▸ **Exercises**
(1) Does each statement below agree with the probiotics article? Answer yes or no for each, and quote the words from the article that decide it.
(a) Products from University of Otago research are already on the market.
(b) BLIS products have been on the market for about twelve years.
(c) Professor Tagg said the area that excited him most was a body stick for dealing with body odour.
(2) Can you set down the passage of the probiotics article that starts at "New Zealand is" and ends at "fight middle-ear infections.", word for word?

▸ **Document excerpt**
=-=-=-=-=
New Zealand is leading world research into applications of useful bacteria to counter problems such as tooth decay, body odour and ear infections.
At a conference in Auckland yesterday, Professor John Tagg said products were already on the market as a result of University of Otago research to help protect against sore throats through lozenges that contain a streptococcus known to reduce the risk of infection.
Now Professor Tagg and his researchers in the microbiology department are turning their minds to other applications using similar principles. He is confident probiotics - live organisms that confer health when given to people - have a huge potential in a range of conditions.
Already an infant formula is being developed containing bacteria that will help fight middle-ear infections.
Professor Tagg said it was possible to come up with a body stick, with bacteria in the wax, to help deal with body odour, and lozenges with live bacteria to help fight either tooth decay or gum disease.
Professor Tagg told the Herald the area he was most excited about was developing some form of immunity against bacterial meningitis, through exploiting a bacterium that might be able to protect people from it.
The science involved in probiotics might also be useful in the future to help fight hospital superbugs, he said.
Professor Tagg is a consultant scientist to BLIS Technologies, which manufactures a range of probiotic products.
BLIS stands for Bacteriocin-Like Inhibitory Substance and its products have been on the market for about eight years and are starting to make a profit, he said.
Professor Tagg said he was also researching applications for bovine mastitis which "you would be very grateful for if you were a cow".
=-=-=-=-=
[Page layout parsing data]
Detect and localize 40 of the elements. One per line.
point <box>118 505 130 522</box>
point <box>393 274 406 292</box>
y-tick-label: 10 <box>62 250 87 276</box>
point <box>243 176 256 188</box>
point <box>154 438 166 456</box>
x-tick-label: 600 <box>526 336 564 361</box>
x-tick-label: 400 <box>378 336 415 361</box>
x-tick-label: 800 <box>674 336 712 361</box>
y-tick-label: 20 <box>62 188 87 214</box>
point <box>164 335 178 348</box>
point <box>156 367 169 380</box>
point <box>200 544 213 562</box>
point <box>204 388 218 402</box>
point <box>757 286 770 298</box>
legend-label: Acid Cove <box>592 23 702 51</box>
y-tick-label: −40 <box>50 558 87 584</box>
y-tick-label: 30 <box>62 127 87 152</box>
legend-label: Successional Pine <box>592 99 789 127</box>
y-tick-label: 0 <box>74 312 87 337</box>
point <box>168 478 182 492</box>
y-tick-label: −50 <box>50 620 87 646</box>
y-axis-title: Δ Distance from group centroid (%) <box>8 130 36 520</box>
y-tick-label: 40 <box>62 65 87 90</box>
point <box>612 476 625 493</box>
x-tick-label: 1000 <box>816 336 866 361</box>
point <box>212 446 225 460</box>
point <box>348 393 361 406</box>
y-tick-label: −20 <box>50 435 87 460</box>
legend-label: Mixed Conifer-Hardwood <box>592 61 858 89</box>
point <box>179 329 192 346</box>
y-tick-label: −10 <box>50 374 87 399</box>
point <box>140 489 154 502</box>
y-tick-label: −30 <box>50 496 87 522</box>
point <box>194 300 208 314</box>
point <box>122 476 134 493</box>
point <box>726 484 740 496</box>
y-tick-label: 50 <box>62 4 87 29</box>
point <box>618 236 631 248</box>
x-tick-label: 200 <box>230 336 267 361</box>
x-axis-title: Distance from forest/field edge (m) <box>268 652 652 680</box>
=-=-=-=-=
▸ **Exercise solutions**
(1)
(a) Yes: "products were already on the market as a result of University of Otago research"
(b) No: "its products have been on the market for about eight years"
(c) No: "the area he was most excited about was developing some form of immunity against bacterial meningitis"

(2)
New Zealand is leading world research into applications of useful bacteria to counter problems such as tooth decay, body odour and ear infections.
At a conference in Auckland yesterday, Professor John Tagg said products were already on the market as a result of University of Otago research to help protect against sore throats through lozenges that contain a streptococcus known to reduce the risk of infection.
Now Professor Tagg and his researchers in the microbiology department are turning their minds to other applications using similar principles. He is confident probiotics - live organisms that confer health when given to people - have a huge potential in a range of conditions.
Already an infant formula is being developed containing bacteria that will help fight middle-ear infections.